Start of Material for the task

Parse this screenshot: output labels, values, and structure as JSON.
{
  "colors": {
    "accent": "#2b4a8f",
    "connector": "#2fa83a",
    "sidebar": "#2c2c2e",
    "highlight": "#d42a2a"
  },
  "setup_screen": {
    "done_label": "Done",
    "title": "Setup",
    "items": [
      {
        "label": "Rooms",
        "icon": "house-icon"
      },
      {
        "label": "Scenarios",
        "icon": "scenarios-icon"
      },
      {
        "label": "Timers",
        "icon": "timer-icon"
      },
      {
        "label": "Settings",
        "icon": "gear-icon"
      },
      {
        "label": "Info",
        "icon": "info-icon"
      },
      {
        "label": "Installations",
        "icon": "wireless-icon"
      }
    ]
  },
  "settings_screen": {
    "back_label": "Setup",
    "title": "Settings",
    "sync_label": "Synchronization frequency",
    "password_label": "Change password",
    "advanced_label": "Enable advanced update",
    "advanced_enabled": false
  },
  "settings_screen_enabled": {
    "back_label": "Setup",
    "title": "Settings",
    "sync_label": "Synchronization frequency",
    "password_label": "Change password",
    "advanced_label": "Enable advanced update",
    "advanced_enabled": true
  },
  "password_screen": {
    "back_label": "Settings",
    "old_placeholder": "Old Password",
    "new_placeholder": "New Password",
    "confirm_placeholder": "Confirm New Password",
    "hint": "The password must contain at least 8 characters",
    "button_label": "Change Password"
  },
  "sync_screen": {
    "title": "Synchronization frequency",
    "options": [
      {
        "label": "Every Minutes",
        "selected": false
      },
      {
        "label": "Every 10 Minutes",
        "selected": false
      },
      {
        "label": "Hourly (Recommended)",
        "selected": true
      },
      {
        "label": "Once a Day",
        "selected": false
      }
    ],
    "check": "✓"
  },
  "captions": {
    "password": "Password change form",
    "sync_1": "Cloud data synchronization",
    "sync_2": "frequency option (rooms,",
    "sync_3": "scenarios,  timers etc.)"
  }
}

End of Material for the task
Start of Material for the task

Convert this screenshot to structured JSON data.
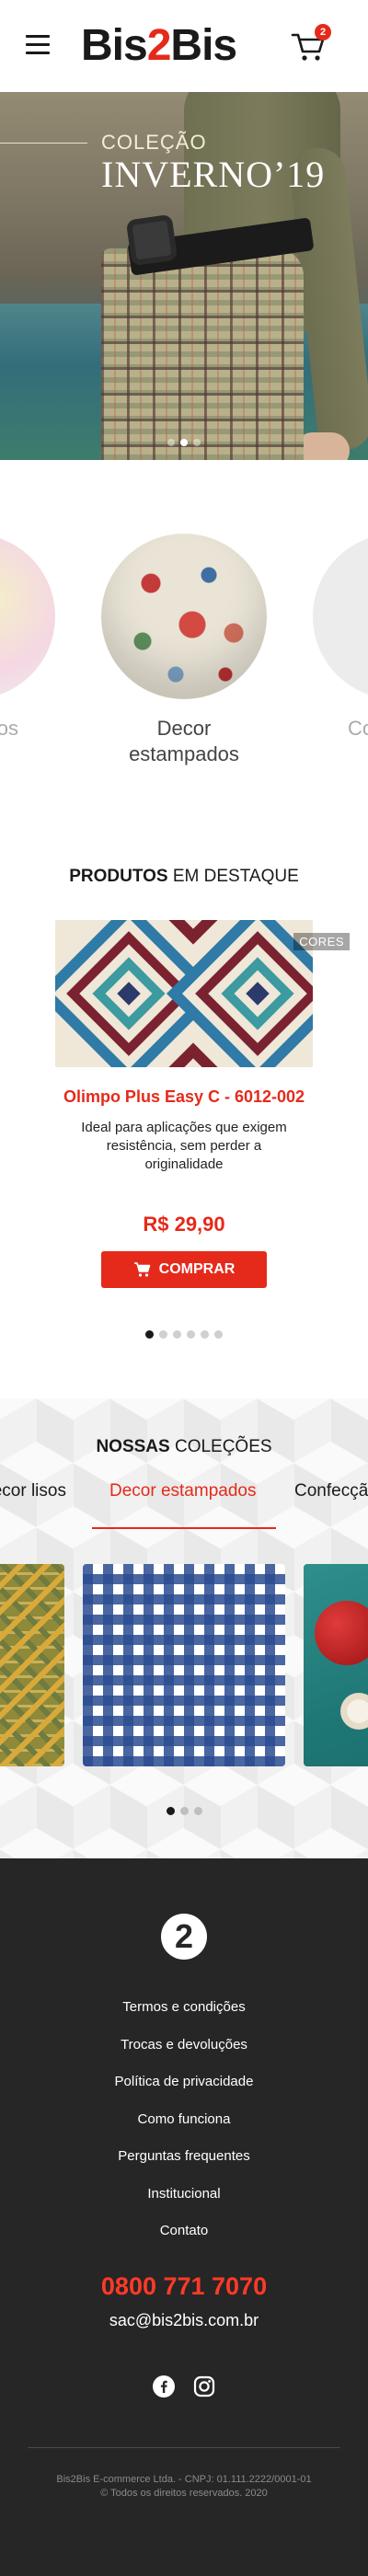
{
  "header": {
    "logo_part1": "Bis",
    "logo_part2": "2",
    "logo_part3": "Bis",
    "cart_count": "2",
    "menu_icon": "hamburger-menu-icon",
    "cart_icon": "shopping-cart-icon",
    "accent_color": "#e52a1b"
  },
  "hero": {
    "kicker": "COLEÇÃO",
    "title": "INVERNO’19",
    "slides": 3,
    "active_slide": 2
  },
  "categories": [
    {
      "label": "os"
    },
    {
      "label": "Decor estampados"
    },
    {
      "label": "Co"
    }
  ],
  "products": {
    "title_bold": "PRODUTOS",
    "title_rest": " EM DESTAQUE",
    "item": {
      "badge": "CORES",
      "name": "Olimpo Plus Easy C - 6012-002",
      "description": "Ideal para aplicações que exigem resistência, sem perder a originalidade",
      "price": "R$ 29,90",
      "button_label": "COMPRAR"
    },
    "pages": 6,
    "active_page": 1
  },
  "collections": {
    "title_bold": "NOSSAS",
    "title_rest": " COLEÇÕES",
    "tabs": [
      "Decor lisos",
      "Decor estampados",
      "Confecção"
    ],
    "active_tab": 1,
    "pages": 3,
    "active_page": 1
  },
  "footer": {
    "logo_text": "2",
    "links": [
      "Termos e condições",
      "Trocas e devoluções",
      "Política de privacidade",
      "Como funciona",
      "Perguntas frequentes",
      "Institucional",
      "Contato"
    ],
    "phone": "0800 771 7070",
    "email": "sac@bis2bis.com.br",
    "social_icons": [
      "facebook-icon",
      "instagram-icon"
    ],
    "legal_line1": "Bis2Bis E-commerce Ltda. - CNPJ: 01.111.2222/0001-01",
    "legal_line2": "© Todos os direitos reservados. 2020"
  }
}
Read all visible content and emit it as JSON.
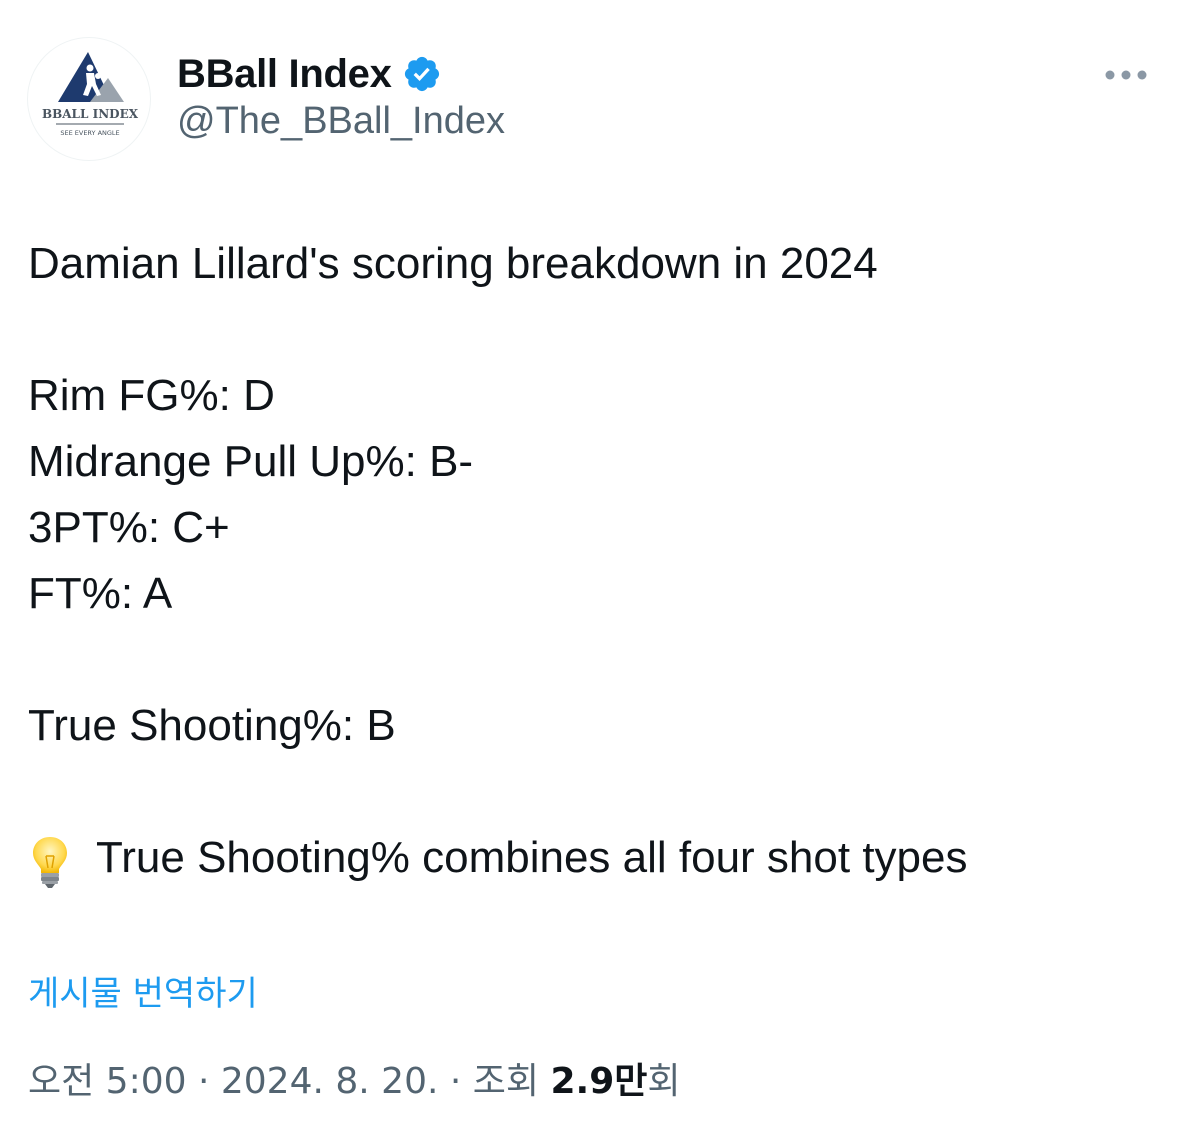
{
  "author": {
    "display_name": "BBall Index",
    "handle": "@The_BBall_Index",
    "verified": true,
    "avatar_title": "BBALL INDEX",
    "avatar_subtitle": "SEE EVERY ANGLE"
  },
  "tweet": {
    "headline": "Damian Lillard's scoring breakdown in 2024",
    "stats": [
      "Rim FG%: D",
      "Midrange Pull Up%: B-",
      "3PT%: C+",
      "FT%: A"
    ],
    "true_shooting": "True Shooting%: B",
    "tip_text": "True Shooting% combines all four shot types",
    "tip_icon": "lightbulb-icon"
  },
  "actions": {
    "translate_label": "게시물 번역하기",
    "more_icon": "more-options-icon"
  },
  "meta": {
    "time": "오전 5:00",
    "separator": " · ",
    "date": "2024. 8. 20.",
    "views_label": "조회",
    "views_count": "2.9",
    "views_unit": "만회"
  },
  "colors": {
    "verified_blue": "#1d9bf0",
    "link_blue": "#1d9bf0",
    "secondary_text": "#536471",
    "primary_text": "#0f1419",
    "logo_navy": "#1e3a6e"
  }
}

End of Material for the task
Start of Material for the task

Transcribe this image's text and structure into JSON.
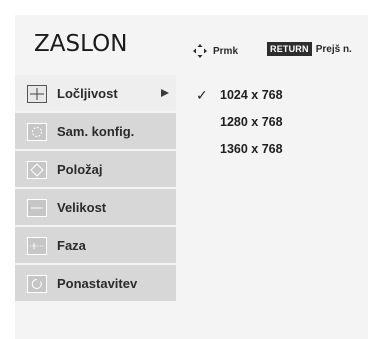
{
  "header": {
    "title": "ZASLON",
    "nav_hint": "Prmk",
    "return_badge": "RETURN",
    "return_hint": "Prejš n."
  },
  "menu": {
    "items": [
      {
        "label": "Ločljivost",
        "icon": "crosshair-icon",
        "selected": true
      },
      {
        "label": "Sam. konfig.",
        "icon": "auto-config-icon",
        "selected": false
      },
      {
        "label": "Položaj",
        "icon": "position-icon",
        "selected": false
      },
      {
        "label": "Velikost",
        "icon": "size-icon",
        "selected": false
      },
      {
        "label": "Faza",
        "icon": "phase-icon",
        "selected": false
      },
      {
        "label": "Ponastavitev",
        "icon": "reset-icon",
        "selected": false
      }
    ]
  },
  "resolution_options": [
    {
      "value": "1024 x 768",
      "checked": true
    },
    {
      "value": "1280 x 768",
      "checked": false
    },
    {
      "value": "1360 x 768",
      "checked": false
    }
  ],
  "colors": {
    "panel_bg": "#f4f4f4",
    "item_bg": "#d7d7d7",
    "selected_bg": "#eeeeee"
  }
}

End of Material for the task

**Prompt**
Search the preceding listing for "data" and extract every line where it is found.

**Exercise result**
    "sync_1": "Cloud data synchronization",
Convert this screenshot to structured JSON data.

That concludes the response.